▸ **課題の要件**
1. ブログ記事のうち、「楽しい老後を送りたいとやって」で始まり「を大きく変えていきましょう。」で終わる部分を、一字も変えずに出力せよ。
2. ブログ記事に書かれた事柄について、次の問いに答えよ。
(a) この記事が投稿された日時はいつか。
(b) 筆者が修士を取った分野は何か。
(c) 新校舎建て替えとあわせて本校に導入されるものは何か。
3. ブログ記事の続きを、示された最後の文の後から書け。
+++ 本文抜粋
と~ま君の部屋

楽しい老後を送りたいとやっています。所詮人生回り道。修士(人間学、仏教学)。ぼけ防止・脳のリハビリでやってるブログです。

大人になるということ

2012年02月15日 22時33分15秒 | 先公ごっこ2008年から2012年

・本校を志願して下さった中学生のみなさん、ありがとうございました。いまごろ家で自己採点でも終わってほっとしているところですか?


・たくさん受験していただいて感謝します。そして入学したら、いろいろな楽しい体験をしてくださいね。本校ならば、まず最初に「学ぶこと」そのものの方法をお教えしますから。知・徳・体それぞれを総合的にです。それが、本校ならば学ぶことができるのです。学校はそのためにあるのですから。本校は大きく変貌します。共学もそうでした。さらに新校舎建て替えと、防災の学びが導入されます。本校と共に変貌の道程を歩んでいきましょう。そして自分を大きく変えていきましょう。
++++++
+++ 提供データ
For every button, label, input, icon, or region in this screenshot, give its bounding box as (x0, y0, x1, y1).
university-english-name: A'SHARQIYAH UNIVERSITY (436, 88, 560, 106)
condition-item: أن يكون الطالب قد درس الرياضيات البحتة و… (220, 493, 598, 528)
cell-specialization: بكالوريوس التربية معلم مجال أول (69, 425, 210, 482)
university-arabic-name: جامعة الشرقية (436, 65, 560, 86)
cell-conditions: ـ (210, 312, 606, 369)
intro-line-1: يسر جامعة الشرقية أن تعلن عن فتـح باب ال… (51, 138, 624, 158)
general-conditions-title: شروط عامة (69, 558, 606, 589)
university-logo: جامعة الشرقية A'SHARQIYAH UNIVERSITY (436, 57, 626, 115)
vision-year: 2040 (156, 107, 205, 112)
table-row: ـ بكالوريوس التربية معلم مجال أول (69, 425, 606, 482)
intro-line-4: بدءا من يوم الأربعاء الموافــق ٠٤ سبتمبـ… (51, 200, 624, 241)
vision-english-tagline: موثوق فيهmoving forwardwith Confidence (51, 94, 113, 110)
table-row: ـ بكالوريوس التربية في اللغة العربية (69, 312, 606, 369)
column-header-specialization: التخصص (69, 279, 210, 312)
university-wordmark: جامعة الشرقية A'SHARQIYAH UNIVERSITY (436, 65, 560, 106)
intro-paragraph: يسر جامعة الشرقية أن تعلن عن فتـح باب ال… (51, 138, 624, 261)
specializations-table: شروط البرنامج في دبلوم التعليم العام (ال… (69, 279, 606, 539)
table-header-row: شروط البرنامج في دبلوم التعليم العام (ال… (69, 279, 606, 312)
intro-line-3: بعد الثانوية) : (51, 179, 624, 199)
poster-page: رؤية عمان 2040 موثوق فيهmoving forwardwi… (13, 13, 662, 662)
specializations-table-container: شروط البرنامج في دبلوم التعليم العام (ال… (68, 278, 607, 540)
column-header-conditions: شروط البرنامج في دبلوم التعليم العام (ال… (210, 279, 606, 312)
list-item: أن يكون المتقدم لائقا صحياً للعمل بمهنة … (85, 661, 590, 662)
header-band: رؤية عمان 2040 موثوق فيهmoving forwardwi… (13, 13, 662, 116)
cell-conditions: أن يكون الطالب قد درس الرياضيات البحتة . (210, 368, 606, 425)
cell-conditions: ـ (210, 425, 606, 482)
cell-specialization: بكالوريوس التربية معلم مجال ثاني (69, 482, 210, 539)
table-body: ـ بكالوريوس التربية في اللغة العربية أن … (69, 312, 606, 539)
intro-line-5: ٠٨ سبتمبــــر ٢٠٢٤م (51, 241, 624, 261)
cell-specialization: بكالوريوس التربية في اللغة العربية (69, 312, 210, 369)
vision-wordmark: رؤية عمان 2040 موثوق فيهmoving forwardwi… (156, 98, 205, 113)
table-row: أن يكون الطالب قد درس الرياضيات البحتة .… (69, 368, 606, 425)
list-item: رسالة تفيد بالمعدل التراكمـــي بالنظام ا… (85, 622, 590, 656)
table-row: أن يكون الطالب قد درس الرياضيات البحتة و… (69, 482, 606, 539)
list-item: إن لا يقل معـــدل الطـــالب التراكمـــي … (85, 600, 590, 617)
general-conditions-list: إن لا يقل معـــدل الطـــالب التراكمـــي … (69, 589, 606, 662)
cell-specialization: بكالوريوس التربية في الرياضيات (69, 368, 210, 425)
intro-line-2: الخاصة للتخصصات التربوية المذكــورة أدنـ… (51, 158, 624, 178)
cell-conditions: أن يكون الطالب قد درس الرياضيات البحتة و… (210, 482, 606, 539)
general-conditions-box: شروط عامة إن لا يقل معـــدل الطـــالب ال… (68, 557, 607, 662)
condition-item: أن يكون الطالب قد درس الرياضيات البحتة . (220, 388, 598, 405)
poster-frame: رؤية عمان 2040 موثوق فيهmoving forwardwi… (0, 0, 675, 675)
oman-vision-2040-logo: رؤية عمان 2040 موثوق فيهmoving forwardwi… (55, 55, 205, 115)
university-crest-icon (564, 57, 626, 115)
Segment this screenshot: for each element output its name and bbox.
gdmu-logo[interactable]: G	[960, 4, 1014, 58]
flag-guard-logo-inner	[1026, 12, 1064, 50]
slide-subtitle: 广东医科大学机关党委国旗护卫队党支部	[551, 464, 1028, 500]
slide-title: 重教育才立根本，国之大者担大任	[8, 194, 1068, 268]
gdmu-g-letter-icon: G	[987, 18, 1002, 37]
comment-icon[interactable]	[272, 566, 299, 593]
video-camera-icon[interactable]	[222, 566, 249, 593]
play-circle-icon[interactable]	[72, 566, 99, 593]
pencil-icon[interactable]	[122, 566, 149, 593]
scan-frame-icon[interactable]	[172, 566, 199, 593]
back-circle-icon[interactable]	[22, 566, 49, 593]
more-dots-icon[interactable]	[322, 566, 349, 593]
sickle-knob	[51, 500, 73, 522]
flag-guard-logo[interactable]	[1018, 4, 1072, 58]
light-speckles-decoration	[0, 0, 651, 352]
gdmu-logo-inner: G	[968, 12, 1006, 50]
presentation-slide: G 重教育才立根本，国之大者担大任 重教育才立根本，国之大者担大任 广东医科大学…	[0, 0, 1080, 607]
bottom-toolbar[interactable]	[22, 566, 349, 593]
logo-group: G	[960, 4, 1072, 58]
++++++
▸ **各課題の解答**
1.
楽しい老後を送りたいとやっています。所詮人生回り道。修士(人間学、仏教学)。ぼけ防止・脳のリハビリでやってるブログです。

大人になるということ

2012年02月15日 22時33分15秒 | 先公ごっこ2008年から2012年

・本校を志願して下さった中学生のみなさん、ありがとうございました。いまごろ家で自己採点でも終わってほっとしているところですか?


・たくさん受験していただいて感謝します。そして入学したら、いろいろな楽しい体験をしてくださいね。本校ならば、まず最初に「学ぶこと」そのものの方法をお教えしますから。知・徳・体それぞれを総合的にです。それが、本校ならば学ぶことができるのです。学校はそのためにあるのですから。本校は大きく変貌します。共学もそうでした。さらに新校舎建て替えと、防災の学びが導入されます。本校と共に変貌の道程を歩んでいきましょう。そして自分を大きく変えていきましょう。

2.
(a) 2012年02月15日 22時33分15秒
(b) 人間学、仏教学
(c) 防災の学び

3.
・本当に学ぶということは、永遠に続くことであって、実に尊い行為です。そしてまたそれは実は大人になっていくという道程でもあるわけです。


・じゃぁ、大人になればなんでも知っているかというとそれはちょっと全面的に肯定するわけにもいきません。そういう人も中にはいるのかもしれませんが。


・子どもから見たら、大人というのは知的水準においても、経験知においてもなんでも、水位差でみたら上位の人間でありましょう。子どもは、それだけのことを知らないのですから、どうあがいても子どもは子どもなわけです。


・わたくしなりに大人というものを考えたときには、大人というのは稼げる人だから大人なのかといったらそうでもない。あるいは定見を持っているから大人なんだというのでもない。またあるいは孤独に耐えられるから大人かという問いには当てはまらないのではないかと思うのであります。


・子どもから、子どもたちの問いに対して、「ある種の答えを持っているとみなされている人間」が、あるいは「あの人はもしかしたら叡智を持っているかもしれない」と思われている人間が大人であるような気がするのです。


・だから謎の多い人ほど、魅力的に見えるのです。これは実に逆説として効果的であります。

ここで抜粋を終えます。